Explore the material
A. Answer these questions from the case report, each in a few words:
(i) How old was the patient?
(ii) How long was the cannulated cancellous screw used to fix the acetabular fracture?
(iii) According to the introduction, what is the most common form of acetabular fracture?
B. Reproduce the case report word for word, beginning at the words "Percutaneous Navigation-Assisted Screw" and stopping after the words "Yuji Uchio.".

Percutaneous Navigation-Assisted Screw In Situ Fixation Of A Posterior-Wall Fracture Of The Acetabulum After Posterior Hip Dislocation: Case Report

1Nobuyuki Kumahashi, 1Kohei Naitou,1Michihaya Kohno, 1Masatoshi Tobita, 1Kazushi Nishimura, 
2
Yuji Uchio.


1
Department of Orthopedics, Ohda Municipal Hospital , 1428-3 Yoishinaga, Ohda, Ohda-shi, Shimane 694-0063, Japan.
2
Department of Orthopedics, Shimane University School of Medicine, 89-1 Enya-cho, Izumo-shi, Shimane 693-8501, Japan
.


Address for Correspondence:

N. Kumahashi
Department of Orthopedics, Ohda Municipal Hospital ,
1428-3 Yoishinaga, Ohda, Ohda-shi, Shimane 694-0063, Japan.
Phone:   +81-854-82-0330
Fax    :   +81-854-84-7749

E-mail: n-kuma@med.shimane-u.ac.jp 

Abstract:

We report successful use of navigation-assisted screw fixation for an acetabular fracture. Our patient was a 52-year-old man who was in a motor vehicle accident, sustaining an open patella vertical fracture and minimally displaced acetabular fracture following posterior hip dislocation. First, we arthroscopically repaired the patellar fracture with three cannulated cortical screws.  We fixed the acetabular fracture with percutaneous fluoroscopic navigation assistance employing a 30-mm long cannulated cancellous screw. Bone union of the acetabulum was achieved three months after surgery, and the screws were removed nine months after the operation. No intraoperative complications, including nerve injury or bleeding, occurred.  No radiographic evidence of secondary fragment displacement or degenerative changes has been observed for follow-up forty months.  This patient’s satisfactory clinical outcome showed that percutaneous screw in situ fixation using a navigation system was a safe and minimally invasive way to treat this stable type of acetabular fracture. 

J.Orthopaedics 2009;6(2)e5

Keywords:

acetabular fracture; minimally invasive fixation; navigation-assisted surgery

 

Introduction:

Posterior wall fracture, the most common form of acetabular fracture, is often caused by high-energy trauma. The most important treatment for acetabular fracture is exact reduction of the acetabular dome, rigid fixation, and early rehabilitation 1. Acetabular fracture is traditionally approached with conservative treatment; however, it is well known that 1 to 2 mm of displacement in reduction can lead to secondary osteoarthritis 2, 3. Recently, surgery has become the gold standard treatment in cases of fragment displacement greater than 2 mm or fractures involving the weight-bearing dome 2, 3. Surgical treatment of pelvic and acetabular fractures is technically difficult, even with percutaneous pelvic fixation, because of the great care needed to minimize risk of injury to the intrapelvic organs and neurovascular bundles. Image intensification is mandatory during percutaneous pelvic surgery to insert screws accurately and reduce intraoperative complications. Consequently, radiation exposure is increasing for both patients and surgical staff 4. Safe and accurate insertion of percutaneous screws requires fluoroscopy or three-dimensional reconstruction computed tomography (CT) scans with a computerized navigation system 5,6,7,8.
Several computer navigation systems have been developed to improve the accuracy of aligning the components in total hip and knee replacement.  Some studies indicate that navigational assistance improves alignment accuracy compared with conventional techniques
9,10.   Navigation systems have also facilitated treatment of acetabular fractures 5, 7,8.

Data supplied
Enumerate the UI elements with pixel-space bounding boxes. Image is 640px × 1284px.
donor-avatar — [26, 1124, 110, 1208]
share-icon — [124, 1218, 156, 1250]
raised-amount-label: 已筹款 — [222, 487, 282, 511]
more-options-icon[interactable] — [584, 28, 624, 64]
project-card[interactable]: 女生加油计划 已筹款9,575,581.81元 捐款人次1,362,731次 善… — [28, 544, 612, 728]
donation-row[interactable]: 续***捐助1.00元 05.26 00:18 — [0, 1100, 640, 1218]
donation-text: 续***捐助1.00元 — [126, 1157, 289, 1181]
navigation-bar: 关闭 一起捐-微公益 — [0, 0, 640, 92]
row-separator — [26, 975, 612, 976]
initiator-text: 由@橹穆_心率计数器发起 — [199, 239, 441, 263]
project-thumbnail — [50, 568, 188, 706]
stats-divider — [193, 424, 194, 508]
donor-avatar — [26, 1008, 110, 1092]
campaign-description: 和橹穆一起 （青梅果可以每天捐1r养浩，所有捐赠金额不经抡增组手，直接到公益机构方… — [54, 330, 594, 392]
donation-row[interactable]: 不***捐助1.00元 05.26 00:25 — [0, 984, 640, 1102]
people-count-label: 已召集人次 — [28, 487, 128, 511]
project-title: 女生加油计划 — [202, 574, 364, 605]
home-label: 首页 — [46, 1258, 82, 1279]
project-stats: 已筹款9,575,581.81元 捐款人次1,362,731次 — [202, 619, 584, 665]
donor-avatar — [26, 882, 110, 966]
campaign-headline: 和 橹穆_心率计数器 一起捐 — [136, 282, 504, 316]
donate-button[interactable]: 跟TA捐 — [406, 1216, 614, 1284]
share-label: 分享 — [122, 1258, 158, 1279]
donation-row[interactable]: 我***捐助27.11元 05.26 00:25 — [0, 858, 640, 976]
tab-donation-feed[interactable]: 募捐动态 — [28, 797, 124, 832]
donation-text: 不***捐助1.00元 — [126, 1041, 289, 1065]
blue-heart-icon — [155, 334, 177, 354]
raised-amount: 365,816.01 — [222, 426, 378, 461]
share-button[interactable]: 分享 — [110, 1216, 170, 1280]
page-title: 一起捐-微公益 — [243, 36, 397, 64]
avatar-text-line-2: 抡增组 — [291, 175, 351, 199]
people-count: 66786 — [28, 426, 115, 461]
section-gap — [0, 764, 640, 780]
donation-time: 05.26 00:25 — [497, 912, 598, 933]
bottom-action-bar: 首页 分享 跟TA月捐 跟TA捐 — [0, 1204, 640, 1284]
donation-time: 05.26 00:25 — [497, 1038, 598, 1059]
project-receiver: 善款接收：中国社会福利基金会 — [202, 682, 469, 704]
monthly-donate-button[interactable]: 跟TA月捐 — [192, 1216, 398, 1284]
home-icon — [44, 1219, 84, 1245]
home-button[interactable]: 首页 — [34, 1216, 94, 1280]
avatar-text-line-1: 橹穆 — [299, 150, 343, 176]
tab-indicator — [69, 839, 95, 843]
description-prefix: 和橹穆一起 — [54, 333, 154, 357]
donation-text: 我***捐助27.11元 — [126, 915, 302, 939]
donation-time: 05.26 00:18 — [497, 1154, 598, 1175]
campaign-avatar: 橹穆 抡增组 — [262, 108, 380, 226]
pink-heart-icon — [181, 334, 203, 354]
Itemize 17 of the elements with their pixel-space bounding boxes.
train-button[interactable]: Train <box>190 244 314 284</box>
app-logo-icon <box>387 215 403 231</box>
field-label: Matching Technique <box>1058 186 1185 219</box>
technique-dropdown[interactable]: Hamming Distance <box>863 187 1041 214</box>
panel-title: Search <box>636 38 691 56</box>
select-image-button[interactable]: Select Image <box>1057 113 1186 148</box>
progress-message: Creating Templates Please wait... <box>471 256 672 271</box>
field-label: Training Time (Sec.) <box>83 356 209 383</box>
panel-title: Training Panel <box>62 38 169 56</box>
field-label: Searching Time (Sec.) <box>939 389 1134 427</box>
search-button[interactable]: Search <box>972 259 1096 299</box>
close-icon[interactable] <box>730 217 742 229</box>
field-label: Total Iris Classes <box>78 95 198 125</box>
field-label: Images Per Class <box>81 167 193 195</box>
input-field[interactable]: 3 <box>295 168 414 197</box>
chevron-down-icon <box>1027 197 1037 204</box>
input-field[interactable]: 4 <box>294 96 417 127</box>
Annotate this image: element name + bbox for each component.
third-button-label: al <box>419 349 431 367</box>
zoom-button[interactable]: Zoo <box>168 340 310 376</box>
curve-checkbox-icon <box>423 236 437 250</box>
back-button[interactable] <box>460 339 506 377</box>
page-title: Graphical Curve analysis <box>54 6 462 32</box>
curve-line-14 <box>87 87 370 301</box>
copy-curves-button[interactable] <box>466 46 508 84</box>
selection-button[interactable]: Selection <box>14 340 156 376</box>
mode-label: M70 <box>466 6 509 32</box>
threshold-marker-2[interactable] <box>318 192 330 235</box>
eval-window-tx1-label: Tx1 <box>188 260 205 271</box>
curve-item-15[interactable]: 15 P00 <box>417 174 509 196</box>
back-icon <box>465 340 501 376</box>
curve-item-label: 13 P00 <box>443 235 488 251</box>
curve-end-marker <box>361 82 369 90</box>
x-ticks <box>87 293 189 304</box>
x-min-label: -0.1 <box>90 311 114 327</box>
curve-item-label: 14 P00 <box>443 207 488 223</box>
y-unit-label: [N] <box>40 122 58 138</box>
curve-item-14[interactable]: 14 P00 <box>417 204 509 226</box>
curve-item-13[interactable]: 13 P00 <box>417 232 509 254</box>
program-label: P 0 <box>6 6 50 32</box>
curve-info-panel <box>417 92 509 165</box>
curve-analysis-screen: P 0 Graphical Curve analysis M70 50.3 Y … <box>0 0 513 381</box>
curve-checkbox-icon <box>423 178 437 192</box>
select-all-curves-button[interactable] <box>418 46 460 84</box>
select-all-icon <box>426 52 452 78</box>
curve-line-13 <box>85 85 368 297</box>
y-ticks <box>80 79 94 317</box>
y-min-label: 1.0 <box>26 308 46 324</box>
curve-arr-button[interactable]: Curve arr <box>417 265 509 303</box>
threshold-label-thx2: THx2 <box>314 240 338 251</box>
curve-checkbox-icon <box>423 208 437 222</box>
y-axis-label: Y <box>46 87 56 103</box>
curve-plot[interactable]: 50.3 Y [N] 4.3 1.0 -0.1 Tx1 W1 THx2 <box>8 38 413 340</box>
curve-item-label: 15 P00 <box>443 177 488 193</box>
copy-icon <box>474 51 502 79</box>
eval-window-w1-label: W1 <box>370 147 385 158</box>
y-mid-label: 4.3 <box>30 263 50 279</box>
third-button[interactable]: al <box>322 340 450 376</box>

Exercise solutions
A.
(i) 52 years old
(ii) 30 mm
(iii) Posterior wall fracture

B.
Percutaneous Navigation-Assisted Screw In Situ Fixation Of A Posterior-Wall Fracture Of The Acetabulum After Posterior Hip Dislocation: Case Report

1Nobuyuki Kumahashi, 1Kohei Naitou,1Michihaya Kohno, 1Masatoshi Tobita, 1Kazushi Nishimura, 
2
Yuji Uchio.